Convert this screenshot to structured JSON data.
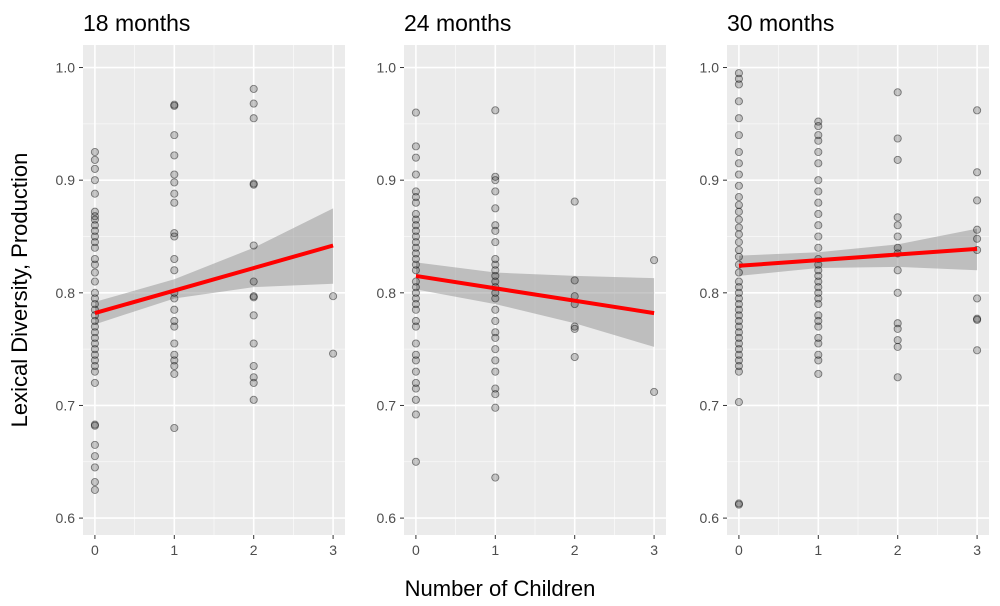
{
  "chart_data": {
    "type": "scatter",
    "ylabel": "Lexical Diversity, Production",
    "xlabel": "Number of Children",
    "x_ticks": [
      0,
      1,
      2,
      3
    ],
    "y_ticks": [
      0.6,
      0.7,
      0.8,
      0.9,
      1.0
    ],
    "y_tick_labels": [
      "0.6",
      "0.7",
      "0.8",
      "0.9",
      "1.0"
    ],
    "xlim": [
      -0.15,
      3.15
    ],
    "ylim": [
      0.585,
      1.02
    ],
    "colors": {
      "panel_bg": "#ebebeb",
      "grid": "#ffffff",
      "points": "#000000",
      "fit": "#ff0000",
      "ribbon": "#999999"
    },
    "panels": [
      {
        "title": "18 months",
        "fit": {
          "x": [
            0,
            3
          ],
          "y": [
            0.782,
            0.842
          ]
        },
        "ribbon": {
          "x": [
            0,
            1,
            2,
            3
          ],
          "lower": [
            0.772,
            0.795,
            0.805,
            0.808
          ],
          "upper": [
            0.792,
            0.812,
            0.84,
            0.875
          ]
        },
        "points": [
          {
            "x": 0,
            "values": [
              0.925,
              0.918,
              0.91,
              0.9,
              0.888,
              0.872,
              0.868,
              0.865,
              0.86,
              0.855,
              0.85,
              0.845,
              0.84,
              0.83,
              0.825,
              0.818,
              0.81,
              0.8,
              0.795,
              0.79,
              0.785,
              0.78,
              0.775,
              0.77,
              0.765,
              0.76,
              0.755,
              0.75,
              0.745,
              0.74,
              0.735,
              0.73,
              0.72,
              0.683,
              0.682,
              0.665,
              0.655,
              0.645,
              0.632,
              0.625
            ]
          },
          {
            "x": 1,
            "values": [
              0.967,
              0.966,
              0.94,
              0.922,
              0.905,
              0.898,
              0.888,
              0.88,
              0.853,
              0.85,
              0.83,
              0.82,
              0.8,
              0.795,
              0.785,
              0.775,
              0.77,
              0.755,
              0.745,
              0.74,
              0.735,
              0.728,
              0.68
            ]
          },
          {
            "x": 2,
            "values": [
              0.981,
              0.968,
              0.955,
              0.897,
              0.896,
              0.842,
              0.81,
              0.797,
              0.796,
              0.78,
              0.755,
              0.735,
              0.725,
              0.72,
              0.705
            ]
          },
          {
            "x": 3,
            "values": [
              0.797,
              0.746
            ]
          }
        ]
      },
      {
        "title": "24 months",
        "fit": {
          "x": [
            0,
            3
          ],
          "y": [
            0.815,
            0.782
          ]
        },
        "ribbon": {
          "x": [
            0,
            1,
            2,
            3
          ],
          "lower": [
            0.803,
            0.79,
            0.773,
            0.752
          ],
          "upper": [
            0.827,
            0.818,
            0.815,
            0.813
          ]
        },
        "points": [
          {
            "x": 0,
            "values": [
              0.96,
              0.93,
              0.92,
              0.905,
              0.89,
              0.885,
              0.88,
              0.87,
              0.865,
              0.86,
              0.855,
              0.85,
              0.845,
              0.84,
              0.835,
              0.83,
              0.825,
              0.82,
              0.81,
              0.805,
              0.8,
              0.795,
              0.79,
              0.785,
              0.775,
              0.77,
              0.755,
              0.745,
              0.74,
              0.73,
              0.72,
              0.715,
              0.705,
              0.692,
              0.65
            ]
          },
          {
            "x": 1,
            "values": [
              0.962,
              0.903,
              0.9,
              0.89,
              0.875,
              0.86,
              0.855,
              0.845,
              0.83,
              0.825,
              0.82,
              0.815,
              0.81,
              0.805,
              0.8,
              0.795,
              0.785,
              0.775,
              0.765,
              0.76,
              0.75,
              0.74,
              0.73,
              0.715,
              0.71,
              0.698,
              0.636
            ]
          },
          {
            "x": 2,
            "values": [
              0.881,
              0.811,
              0.797,
              0.79,
              0.77,
              0.768,
              0.743
            ]
          },
          {
            "x": 3,
            "values": [
              0.829,
              0.712
            ]
          }
        ]
      },
      {
        "title": "30 months",
        "fit": {
          "x": [
            0,
            3
          ],
          "y": [
            0.824,
            0.839
          ]
        },
        "ribbon": {
          "x": [
            0,
            1,
            2,
            3
          ],
          "lower": [
            0.815,
            0.822,
            0.823,
            0.82
          ],
          "upper": [
            0.833,
            0.836,
            0.843,
            0.857
          ]
        },
        "points": [
          {
            "x": 0,
            "values": [
              0.995,
              0.99,
              0.985,
              0.97,
              0.955,
              0.94,
              0.925,
              0.915,
              0.905,
              0.895,
              0.885,
              0.878,
              0.872,
              0.865,
              0.858,
              0.852,
              0.845,
              0.838,
              0.832,
              0.825,
              0.818,
              0.81,
              0.805,
              0.8,
              0.795,
              0.79,
              0.785,
              0.78,
              0.775,
              0.77,
              0.765,
              0.76,
              0.755,
              0.75,
              0.745,
              0.74,
              0.735,
              0.73,
              0.703,
              0.613,
              0.612
            ]
          },
          {
            "x": 1,
            "values": [
              0.952,
              0.948,
              0.94,
              0.935,
              0.925,
              0.915,
              0.9,
              0.89,
              0.88,
              0.87,
              0.86,
              0.85,
              0.84,
              0.83,
              0.825,
              0.82,
              0.815,
              0.81,
              0.805,
              0.8,
              0.795,
              0.79,
              0.78,
              0.775,
              0.77,
              0.76,
              0.755,
              0.745,
              0.74,
              0.728
            ]
          },
          {
            "x": 2,
            "values": [
              0.978,
              0.937,
              0.918,
              0.867,
              0.86,
              0.85,
              0.84,
              0.835,
              0.82,
              0.8,
              0.773,
              0.768,
              0.758,
              0.752,
              0.725
            ]
          },
          {
            "x": 3,
            "values": [
              0.962,
              0.907,
              0.882,
              0.856,
              0.848,
              0.838,
              0.795,
              0.777,
              0.776,
              0.749
            ]
          }
        ]
      }
    ]
  }
}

+ + + + + + +

Request:
Report all lines of the data above that include the string "title".

Answer to this task:
        "title": "18 months",
        "title": "24 months",
        "title": "30 months",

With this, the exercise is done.